__EXERCISE REQUIREMENTS__. For each record below, retype the text exactly and omit any image.

»»

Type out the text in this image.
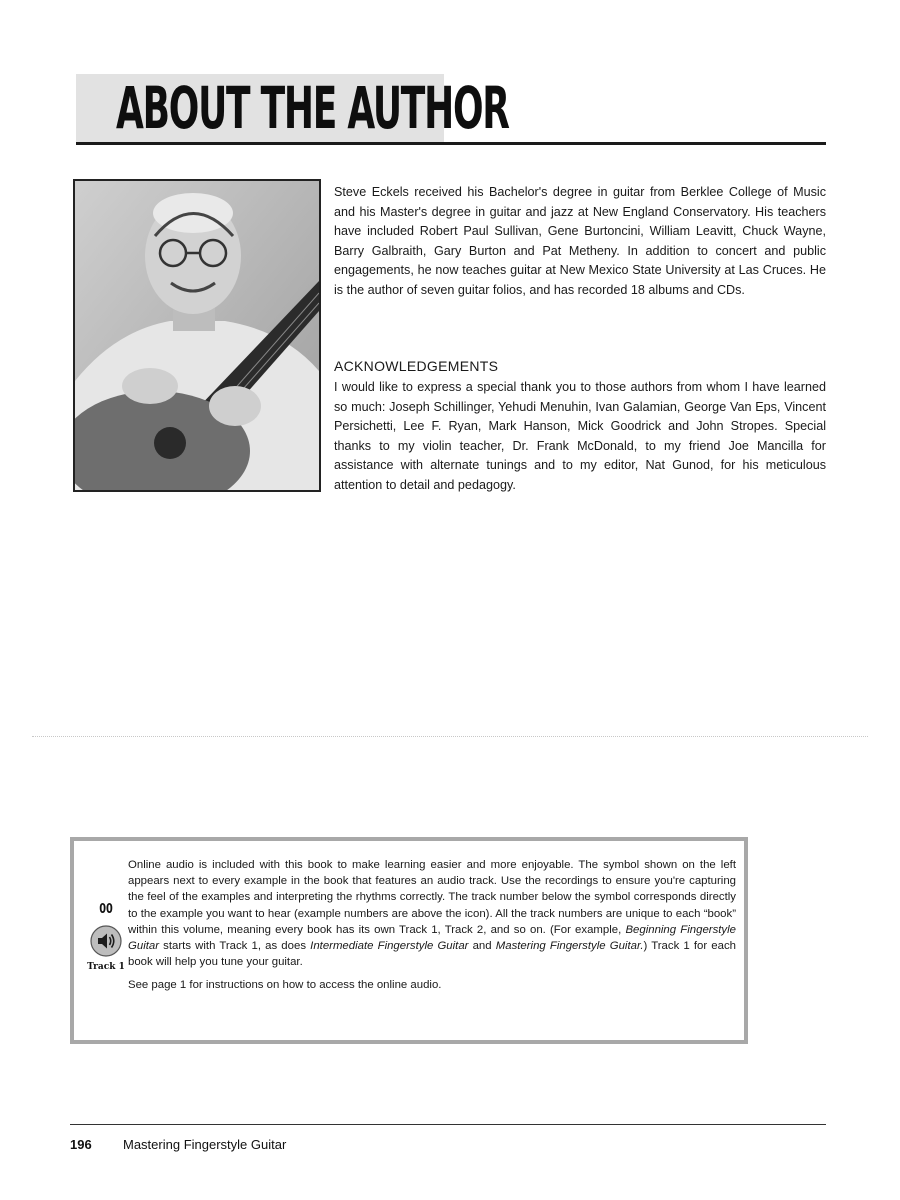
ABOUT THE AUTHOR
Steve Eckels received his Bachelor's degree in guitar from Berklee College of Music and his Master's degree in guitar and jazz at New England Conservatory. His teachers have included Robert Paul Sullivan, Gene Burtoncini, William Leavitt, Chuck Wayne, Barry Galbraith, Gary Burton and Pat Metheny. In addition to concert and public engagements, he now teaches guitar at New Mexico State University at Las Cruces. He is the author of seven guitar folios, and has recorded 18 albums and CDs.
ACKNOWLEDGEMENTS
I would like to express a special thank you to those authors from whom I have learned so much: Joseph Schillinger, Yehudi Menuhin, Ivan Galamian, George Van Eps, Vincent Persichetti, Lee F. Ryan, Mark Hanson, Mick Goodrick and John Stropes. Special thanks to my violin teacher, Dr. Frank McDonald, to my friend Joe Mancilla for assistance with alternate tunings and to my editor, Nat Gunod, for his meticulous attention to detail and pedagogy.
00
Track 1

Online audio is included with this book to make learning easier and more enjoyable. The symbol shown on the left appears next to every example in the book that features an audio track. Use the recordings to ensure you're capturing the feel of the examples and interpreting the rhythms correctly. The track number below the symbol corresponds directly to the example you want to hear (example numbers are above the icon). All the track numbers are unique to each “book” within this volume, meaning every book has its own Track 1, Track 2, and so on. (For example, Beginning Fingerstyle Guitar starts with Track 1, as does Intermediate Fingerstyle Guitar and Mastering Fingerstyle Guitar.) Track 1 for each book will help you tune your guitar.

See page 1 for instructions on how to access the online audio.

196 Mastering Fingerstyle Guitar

««

__EXERCISE RESPONSE__.
Type out the text in this image.
ABOUT THE AUTHOR
Steve Eckels received his Bachelor's degree in guitar from Berklee College of Music and his Master's degree in guitar and jazz at New England Conservatory. His teachers have included Robert Paul Sullivan, Gene Burtoncini, William Leavitt, Chuck Wayne, Barry Galbraith, Gary Burton and Pat Metheny. In addition to concert and public engagements, he now teaches guitar at New Mexico State University at Las Cruces. He is the author of seven guitar folios, and has recorded 18 albums and CDs.
ACKNOWLEDGEMENTS
I would like to express a special thank you to those authors from whom I have learned so much: Joseph Schillinger, Yehudi Menuhin, Ivan Galamian, George Van Eps, Vincent Persichetti, Lee F. Ryan, Mark Hanson, Mick Goodrick and John Stropes. Special thanks to my violin teacher, Dr. Frank McDonald, to my friend Joe Mancilla for assistance with alternate tunings and to my editor, Nat Gunod, for his meticulous attention to detail and pedagogy.
00
Track 1

Online audio is included with this book to make learning easier and more enjoyable. The symbol shown on the left appears next to every example in the book that features an audio track. Use the recordings to ensure you're capturing the feel of the examples and interpreting the rhythms correctly. The track number below the symbol corresponds directly to the example you want to hear (example numbers are above the icon). All the track numbers are unique to each “book” within this volume, meaning every book has its own Track 1, Track 2, and so on. (For example, Beginning Fingerstyle Guitar starts with Track 1, as does Intermediate Fingerstyle Guitar and Mastering Fingerstyle Guitar.) Track 1 for each book will help you tune your guitar.

See page 1 for instructions on how to access the online audio.

196 Mastering Fingerstyle Guitar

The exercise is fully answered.